Extracted data entries

+===+

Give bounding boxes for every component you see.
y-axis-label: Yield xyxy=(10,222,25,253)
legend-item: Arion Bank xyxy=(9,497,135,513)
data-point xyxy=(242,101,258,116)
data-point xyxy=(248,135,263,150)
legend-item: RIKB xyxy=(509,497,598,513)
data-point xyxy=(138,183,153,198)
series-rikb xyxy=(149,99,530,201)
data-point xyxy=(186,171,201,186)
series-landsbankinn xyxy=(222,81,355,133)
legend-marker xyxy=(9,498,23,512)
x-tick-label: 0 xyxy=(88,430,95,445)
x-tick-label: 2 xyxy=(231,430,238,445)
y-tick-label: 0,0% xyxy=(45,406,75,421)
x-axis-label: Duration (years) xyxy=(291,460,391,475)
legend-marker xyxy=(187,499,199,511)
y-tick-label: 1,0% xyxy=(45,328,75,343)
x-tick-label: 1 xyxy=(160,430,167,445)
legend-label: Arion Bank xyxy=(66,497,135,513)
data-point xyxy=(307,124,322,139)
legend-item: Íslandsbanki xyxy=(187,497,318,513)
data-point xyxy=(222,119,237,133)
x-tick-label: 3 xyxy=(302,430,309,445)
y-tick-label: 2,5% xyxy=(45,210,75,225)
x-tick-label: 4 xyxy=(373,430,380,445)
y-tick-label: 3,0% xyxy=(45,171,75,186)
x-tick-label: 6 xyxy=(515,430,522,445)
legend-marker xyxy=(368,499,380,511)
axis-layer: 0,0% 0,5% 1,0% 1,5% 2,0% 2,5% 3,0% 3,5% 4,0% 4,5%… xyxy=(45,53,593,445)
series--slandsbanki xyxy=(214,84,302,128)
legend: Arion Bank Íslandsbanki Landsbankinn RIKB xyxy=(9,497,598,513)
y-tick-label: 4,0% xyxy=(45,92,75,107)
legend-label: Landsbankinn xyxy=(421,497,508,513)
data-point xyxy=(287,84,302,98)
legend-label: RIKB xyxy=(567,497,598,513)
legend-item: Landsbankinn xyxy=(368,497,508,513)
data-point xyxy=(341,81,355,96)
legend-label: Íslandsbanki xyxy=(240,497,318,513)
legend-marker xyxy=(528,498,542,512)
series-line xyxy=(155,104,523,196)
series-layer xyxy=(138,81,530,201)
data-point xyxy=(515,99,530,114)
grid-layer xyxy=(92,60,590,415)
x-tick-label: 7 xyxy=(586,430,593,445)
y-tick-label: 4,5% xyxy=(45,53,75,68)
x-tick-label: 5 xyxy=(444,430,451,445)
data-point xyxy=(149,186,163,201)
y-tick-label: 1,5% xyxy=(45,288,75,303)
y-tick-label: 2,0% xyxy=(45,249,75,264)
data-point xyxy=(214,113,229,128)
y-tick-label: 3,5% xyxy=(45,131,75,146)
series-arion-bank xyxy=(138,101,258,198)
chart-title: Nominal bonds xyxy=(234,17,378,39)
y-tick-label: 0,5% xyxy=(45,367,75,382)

+===+

§ **Directive**: Reproduce every line of the material above word for word, in its original order.

§ **Result for this exercise**:
Give bounding boxes for every component you see.
y-axis-label: Yield xyxy=(10,222,25,253)
legend-item: Arion Bank xyxy=(9,497,135,513)
data-point xyxy=(242,101,258,116)
data-point xyxy=(248,135,263,150)
legend-item: RIKB xyxy=(509,497,598,513)
data-point xyxy=(138,183,153,198)
series-rikb xyxy=(149,99,530,201)
data-point xyxy=(186,171,201,186)
series-landsbankinn xyxy=(222,81,355,133)
legend-marker xyxy=(9,498,23,512)
x-tick-label: 0 xyxy=(88,430,95,445)
x-tick-label: 2 xyxy=(231,430,238,445)
y-tick-label: 0,0% xyxy=(45,406,75,421)
x-axis-label: Duration (years) xyxy=(291,460,391,475)
legend-marker xyxy=(187,499,199,511)
y-tick-label: 1,0% xyxy=(45,328,75,343)
x-tick-label: 1 xyxy=(160,430,167,445)
legend-label: Arion Bank xyxy=(66,497,135,513)
data-point xyxy=(307,124,322,139)
legend-item: Íslandsbanki xyxy=(187,497,318,513)
data-point xyxy=(222,119,237,133)
x-tick-label: 3 xyxy=(302,430,309,445)
y-tick-label: 2,5% xyxy=(45,210,75,225)
x-tick-label: 4 xyxy=(373,430,380,445)
y-tick-label: 3,0% xyxy=(45,171,75,186)
x-tick-label: 6 xyxy=(515,430,522,445)
legend-marker xyxy=(368,499,380,511)
axis-layer: 0,0% 0,5% 1,0% 1,5% 2,0% 2,5% 3,0% 3,5% 4,0% 4,5%… xyxy=(45,53,593,445)
series--slandsbanki xyxy=(214,84,302,128)
legend: Arion Bank Íslandsbanki Landsbankinn RIKB xyxy=(9,497,598,513)
y-tick-label: 4,0% xyxy=(45,92,75,107)
legend-label: Landsbankinn xyxy=(421,497,508,513)
data-point xyxy=(287,84,302,98)
legend-label: RIKB xyxy=(567,497,598,513)
legend-item: Landsbankinn xyxy=(368,497,508,513)
data-point xyxy=(341,81,355,96)
legend-label: Íslandsbanki xyxy=(240,497,318,513)
legend-marker xyxy=(528,498,542,512)
series-line xyxy=(155,104,523,196)
series-layer xyxy=(138,81,530,201)
data-point xyxy=(515,99,530,114)
grid-layer xyxy=(92,60,590,415)
x-tick-label: 7 xyxy=(586,430,593,445)
y-tick-label: 4,5% xyxy=(45,53,75,68)
x-tick-label: 5 xyxy=(444,430,451,445)
data-point xyxy=(149,186,163,201)
y-tick-label: 1,5% xyxy=(45,288,75,303)
y-tick-label: 2,0% xyxy=(45,249,75,264)
data-point xyxy=(214,113,229,128)
y-tick-label: 3,5% xyxy=(45,131,75,146)
series-arion-bank xyxy=(138,101,258,198)
chart-title: Nominal bonds xyxy=(234,17,378,39)
y-tick-label: 0,5% xyxy=(45,367,75,382)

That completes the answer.